* [ENTRIES PROVIDED]
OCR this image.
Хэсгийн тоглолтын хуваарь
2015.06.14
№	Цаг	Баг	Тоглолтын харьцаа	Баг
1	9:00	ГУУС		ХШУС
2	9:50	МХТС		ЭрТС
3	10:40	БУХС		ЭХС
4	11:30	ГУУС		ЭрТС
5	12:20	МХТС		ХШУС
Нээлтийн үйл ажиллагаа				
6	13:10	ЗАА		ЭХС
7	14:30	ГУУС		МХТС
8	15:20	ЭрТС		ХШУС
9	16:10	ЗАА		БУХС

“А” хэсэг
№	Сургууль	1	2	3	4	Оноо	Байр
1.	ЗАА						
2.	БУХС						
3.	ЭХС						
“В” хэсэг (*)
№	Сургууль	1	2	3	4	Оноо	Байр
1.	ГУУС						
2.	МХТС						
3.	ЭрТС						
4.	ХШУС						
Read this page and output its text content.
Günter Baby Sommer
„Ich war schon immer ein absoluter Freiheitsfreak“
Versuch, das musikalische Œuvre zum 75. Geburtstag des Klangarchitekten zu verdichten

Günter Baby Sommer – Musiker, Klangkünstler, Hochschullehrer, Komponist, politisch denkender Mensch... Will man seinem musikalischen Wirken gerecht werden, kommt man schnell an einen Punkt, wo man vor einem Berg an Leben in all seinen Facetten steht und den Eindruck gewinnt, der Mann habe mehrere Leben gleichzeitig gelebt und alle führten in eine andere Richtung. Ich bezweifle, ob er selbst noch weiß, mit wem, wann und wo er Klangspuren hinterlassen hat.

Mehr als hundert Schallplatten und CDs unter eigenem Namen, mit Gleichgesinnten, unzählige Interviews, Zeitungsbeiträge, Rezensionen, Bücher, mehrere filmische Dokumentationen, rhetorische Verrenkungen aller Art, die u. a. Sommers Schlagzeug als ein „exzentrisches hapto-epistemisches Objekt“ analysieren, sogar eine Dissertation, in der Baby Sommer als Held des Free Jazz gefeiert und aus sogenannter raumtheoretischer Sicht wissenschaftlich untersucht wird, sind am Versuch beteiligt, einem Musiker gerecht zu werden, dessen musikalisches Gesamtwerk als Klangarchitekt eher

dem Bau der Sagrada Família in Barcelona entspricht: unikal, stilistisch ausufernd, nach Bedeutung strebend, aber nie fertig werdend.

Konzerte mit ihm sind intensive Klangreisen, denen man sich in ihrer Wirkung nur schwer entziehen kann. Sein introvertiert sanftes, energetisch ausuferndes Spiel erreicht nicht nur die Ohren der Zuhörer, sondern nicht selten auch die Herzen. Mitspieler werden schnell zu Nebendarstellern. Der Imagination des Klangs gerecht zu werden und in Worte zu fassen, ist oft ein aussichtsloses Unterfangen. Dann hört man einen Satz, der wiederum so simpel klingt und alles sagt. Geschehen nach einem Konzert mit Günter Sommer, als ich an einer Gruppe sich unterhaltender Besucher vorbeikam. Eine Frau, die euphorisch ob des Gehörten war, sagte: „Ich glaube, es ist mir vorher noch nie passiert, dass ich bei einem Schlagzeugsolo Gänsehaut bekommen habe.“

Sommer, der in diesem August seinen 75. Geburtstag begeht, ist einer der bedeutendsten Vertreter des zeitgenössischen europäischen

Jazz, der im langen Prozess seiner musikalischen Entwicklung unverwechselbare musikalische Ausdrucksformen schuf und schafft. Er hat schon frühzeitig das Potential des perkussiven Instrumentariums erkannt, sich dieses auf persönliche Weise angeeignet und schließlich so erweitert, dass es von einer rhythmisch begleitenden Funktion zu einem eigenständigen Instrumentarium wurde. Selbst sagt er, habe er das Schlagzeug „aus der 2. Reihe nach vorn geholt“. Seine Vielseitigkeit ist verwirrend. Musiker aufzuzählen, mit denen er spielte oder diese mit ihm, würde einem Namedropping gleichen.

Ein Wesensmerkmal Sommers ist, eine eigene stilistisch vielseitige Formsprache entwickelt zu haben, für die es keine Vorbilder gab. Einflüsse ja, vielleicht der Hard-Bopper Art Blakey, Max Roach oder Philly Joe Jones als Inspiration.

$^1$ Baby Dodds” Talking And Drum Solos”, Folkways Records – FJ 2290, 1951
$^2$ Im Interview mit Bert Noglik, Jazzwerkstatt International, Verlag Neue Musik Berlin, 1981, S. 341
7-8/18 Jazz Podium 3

* [REQUEST] Exact copies of all the records are required.

* [THE ANSWER]
OCR this image.
Хэсгийн тоглолтын хуваарь
2015.06.14
№	Цаг	Баг	Тоглолтын харьцаа	Баг
1	9:00	ГУУС		ХШУС
2	9:50	МХТС		ЭрТС
3	10:40	БУХС		ЭХС
4	11:30	ГУУС		ЭрТС
5	12:20	МХТС		ХШУС
Нээлтийн үйл ажиллагаа				
6	13:10	ЗАА		ЭХС
7	14:30	ГУУС		МХТС
8	15:20	ЭрТС		ХШУС
9	16:10	ЗАА		БУХС

“А” хэсэг
№	Сургууль	1	2	3	4	Оноо	Байр
1.	ЗАА						
2.	БУХС						
3.	ЭХС						
“В” хэсэг (*)
№	Сургууль	1	2	3	4	Оноо	Байр
1.	ГУУС						
2.	МХТС						
3.	ЭрТС						
4.	ХШУС						
Read this page and output its text content.
Günter Baby Sommer
„Ich war schon immer ein absoluter Freiheitsfreak“
Versuch, das musikalische Œuvre zum 75. Geburtstag des Klangarchitekten zu verdichten

Günter Baby Sommer – Musiker, Klangkünstler, Hochschullehrer, Komponist, politisch denkender Mensch... Will man seinem musikalischen Wirken gerecht werden, kommt man schnell an einen Punkt, wo man vor einem Berg an Leben in all seinen Facetten steht und den Eindruck gewinnt, der Mann habe mehrere Leben gleichzeitig gelebt und alle führten in eine andere Richtung. Ich bezweifle, ob er selbst noch weiß, mit wem, wann und wo er Klangspuren hinterlassen hat.

Mehr als hundert Schallplatten und CDs unter eigenem Namen, mit Gleichgesinnten, unzählige Interviews, Zeitungsbeiträge, Rezensionen, Bücher, mehrere filmische Dokumentationen, rhetorische Verrenkungen aller Art, die u. a. Sommers Schlagzeug als ein „exzentrisches hapto-epistemisches Objekt“ analysieren, sogar eine Dissertation, in der Baby Sommer als Held des Free Jazz gefeiert und aus sogenannter raumtheoretischer Sicht wissenschaftlich untersucht wird, sind am Versuch beteiligt, einem Musiker gerecht zu werden, dessen musikalisches Gesamtwerk als Klangarchitekt eher

dem Bau der Sagrada Família in Barcelona entspricht: unikal, stilistisch ausufernd, nach Bedeutung strebend, aber nie fertig werdend.

Konzerte mit ihm sind intensive Klangreisen, denen man sich in ihrer Wirkung nur schwer entziehen kann. Sein introvertiert sanftes, energetisch ausuferndes Spiel erreicht nicht nur die Ohren der Zuhörer, sondern nicht selten auch die Herzen. Mitspieler werden schnell zu Nebendarstellern. Der Imagination des Klangs gerecht zu werden und in Worte zu fassen, ist oft ein aussichtsloses Unterfangen. Dann hört man einen Satz, der wiederum so simpel klingt und alles sagt. Geschehen nach einem Konzert mit Günter Sommer, als ich an einer Gruppe sich unterhaltender Besucher vorbeikam. Eine Frau, die euphorisch ob des Gehörten war, sagte: „Ich glaube, es ist mir vorher noch nie passiert, dass ich bei einem Schlagzeugsolo Gänsehaut bekommen habe.“

Sommer, der in diesem August seinen 75. Geburtstag begeht, ist einer der bedeutendsten Vertreter des zeitgenössischen europäischen

Jazz, der im langen Prozess seiner musikalischen Entwicklung unverwechselbare musikalische Ausdrucksformen schuf und schafft. Er hat schon frühzeitig das Potential des perkussiven Instrumentariums erkannt, sich dieses auf persönliche Weise angeeignet und schließlich so erweitert, dass es von einer rhythmisch begleitenden Funktion zu einem eigenständigen Instrumentarium wurde. Selbst sagt er, habe er das Schlagzeug „aus der 2. Reihe nach vorn geholt“. Seine Vielseitigkeit ist verwirrend. Musiker aufzuzählen, mit denen er spielte oder diese mit ihm, würde einem Namedropping gleichen.

Ein Wesensmerkmal Sommers ist, eine eigene stilistisch vielseitige Formsprache entwickelt zu haben, für die es keine Vorbilder gab. Einflüsse ja, vielleicht der Hard-Bopper Art Blakey, Max Roach oder Philly Joe Jones als Inspiration.

$^1$ Baby Dodds” Talking And Drum Solos”, Folkways Records – FJ 2290, 1951
$^2$ Im Interview mit Bert Noglik, Jazzwerkstatt International, Verlag Neue Musik Berlin, 1981, S. 341
7-8/18 Jazz Podium 3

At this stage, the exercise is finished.